=== Written instruction ===
Repeat the material below exactly, line for line.

Records contained in a dataset
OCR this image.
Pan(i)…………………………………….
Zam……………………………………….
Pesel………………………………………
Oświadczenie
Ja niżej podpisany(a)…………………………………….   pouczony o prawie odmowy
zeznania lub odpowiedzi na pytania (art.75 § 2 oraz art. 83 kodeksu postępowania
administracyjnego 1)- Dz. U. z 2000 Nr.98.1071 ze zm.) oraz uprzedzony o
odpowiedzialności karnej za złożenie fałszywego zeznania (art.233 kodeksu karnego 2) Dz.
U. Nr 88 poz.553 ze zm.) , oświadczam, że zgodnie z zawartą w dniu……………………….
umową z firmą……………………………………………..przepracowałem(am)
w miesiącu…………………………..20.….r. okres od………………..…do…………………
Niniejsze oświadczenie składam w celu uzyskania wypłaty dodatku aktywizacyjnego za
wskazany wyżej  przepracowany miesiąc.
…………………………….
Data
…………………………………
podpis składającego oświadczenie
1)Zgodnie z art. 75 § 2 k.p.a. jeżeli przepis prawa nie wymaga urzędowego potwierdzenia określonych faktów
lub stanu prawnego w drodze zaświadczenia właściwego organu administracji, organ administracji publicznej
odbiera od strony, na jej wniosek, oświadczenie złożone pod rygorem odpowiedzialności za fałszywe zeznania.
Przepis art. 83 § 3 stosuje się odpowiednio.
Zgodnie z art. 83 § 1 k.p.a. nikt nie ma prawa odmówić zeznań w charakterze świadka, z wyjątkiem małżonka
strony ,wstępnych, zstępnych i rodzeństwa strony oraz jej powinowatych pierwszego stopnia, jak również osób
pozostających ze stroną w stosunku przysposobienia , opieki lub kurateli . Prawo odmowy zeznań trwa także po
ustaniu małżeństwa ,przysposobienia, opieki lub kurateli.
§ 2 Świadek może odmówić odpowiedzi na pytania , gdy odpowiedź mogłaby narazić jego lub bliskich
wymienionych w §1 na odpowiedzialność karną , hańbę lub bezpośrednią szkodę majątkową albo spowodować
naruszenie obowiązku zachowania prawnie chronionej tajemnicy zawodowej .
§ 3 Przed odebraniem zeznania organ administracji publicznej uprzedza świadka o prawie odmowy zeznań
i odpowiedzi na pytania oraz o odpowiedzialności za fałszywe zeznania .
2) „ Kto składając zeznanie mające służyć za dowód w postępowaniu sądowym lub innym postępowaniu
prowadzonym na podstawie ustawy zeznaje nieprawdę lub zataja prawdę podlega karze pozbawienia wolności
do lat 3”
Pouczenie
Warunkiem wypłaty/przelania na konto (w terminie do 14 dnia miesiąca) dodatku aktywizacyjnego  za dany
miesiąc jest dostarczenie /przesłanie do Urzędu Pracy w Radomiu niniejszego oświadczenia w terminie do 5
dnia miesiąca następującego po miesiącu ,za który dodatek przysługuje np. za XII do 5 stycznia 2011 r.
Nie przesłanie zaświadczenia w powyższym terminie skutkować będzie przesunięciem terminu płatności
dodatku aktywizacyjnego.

=== Response to the task ===
OCR this image.
Pan(i)…………………………………….
Zam……………………………………….
Pesel………………………………………
Oświadczenie
Ja niżej podpisany(a)…………………………………….   pouczony o prawie odmowy
zeznania lub odpowiedzi na pytania (art.75 § 2 oraz art. 83 kodeksu postępowania
administracyjnego 1)- Dz. U. z 2000 Nr.98.1071 ze zm.) oraz uprzedzony o
odpowiedzialności karnej za złożenie fałszywego zeznania (art.233 kodeksu karnego 2) Dz.
U. Nr 88 poz.553 ze zm.) , oświadczam, że zgodnie z zawartą w dniu……………………….
umową z firmą……………………………………………..przepracowałem(am)
w miesiącu…………………………..20.….r. okres od………………..…do…………………
Niniejsze oświadczenie składam w celu uzyskania wypłaty dodatku aktywizacyjnego za
wskazany wyżej  przepracowany miesiąc.
…………………………….
Data
…………………………………
podpis składającego oświadczenie
1)Zgodnie z art. 75 § 2 k.p.a. jeżeli przepis prawa nie wymaga urzędowego potwierdzenia określonych faktów
lub stanu prawnego w drodze zaświadczenia właściwego organu administracji, organ administracji publicznej
odbiera od strony, na jej wniosek, oświadczenie złożone pod rygorem odpowiedzialności za fałszywe zeznania.
Przepis art. 83 § 3 stosuje się odpowiednio.
Zgodnie z art. 83 § 1 k.p.a. nikt nie ma prawa odmówić zeznań w charakterze świadka, z wyjątkiem małżonka
strony ,wstępnych, zstępnych i rodzeństwa strony oraz jej powinowatych pierwszego stopnia, jak również osób
pozostających ze stroną w stosunku przysposobienia , opieki lub kurateli . Prawo odmowy zeznań trwa także po
ustaniu małżeństwa ,przysposobienia, opieki lub kurateli.
§ 2 Świadek może odmówić odpowiedzi na pytania , gdy odpowiedź mogłaby narazić jego lub bliskich
wymienionych w §1 na odpowiedzialność karną , hańbę lub bezpośrednią szkodę majątkową albo spowodować
naruszenie obowiązku zachowania prawnie chronionej tajemnicy zawodowej .
§ 3 Przed odebraniem zeznania organ administracji publicznej uprzedza świadka o prawie odmowy zeznań
i odpowiedzi na pytania oraz o odpowiedzialności za fałszywe zeznania .
2) „ Kto składając zeznanie mające służyć za dowód w postępowaniu sądowym lub innym postępowaniu
prowadzonym na podstawie ustawy zeznaje nieprawdę lub zataja prawdę podlega karze pozbawienia wolności
do lat 3”
Pouczenie
Warunkiem wypłaty/przelania na konto (w terminie do 14 dnia miesiąca) dodatku aktywizacyjnego  za dany
miesiąc jest dostarczenie /przesłanie do Urzędu Pracy w Radomiu niniejszego oświadczenia w terminie do 5
dnia miesiąca następującego po miesiącu ,za który dodatek przysługuje np. za XII do 5 stycznia 2011 r.
Nie przesłanie zaświadczenia w powyższym terminie skutkować będzie przesunięciem terminu płatności
dodatku aktywizacyjnego.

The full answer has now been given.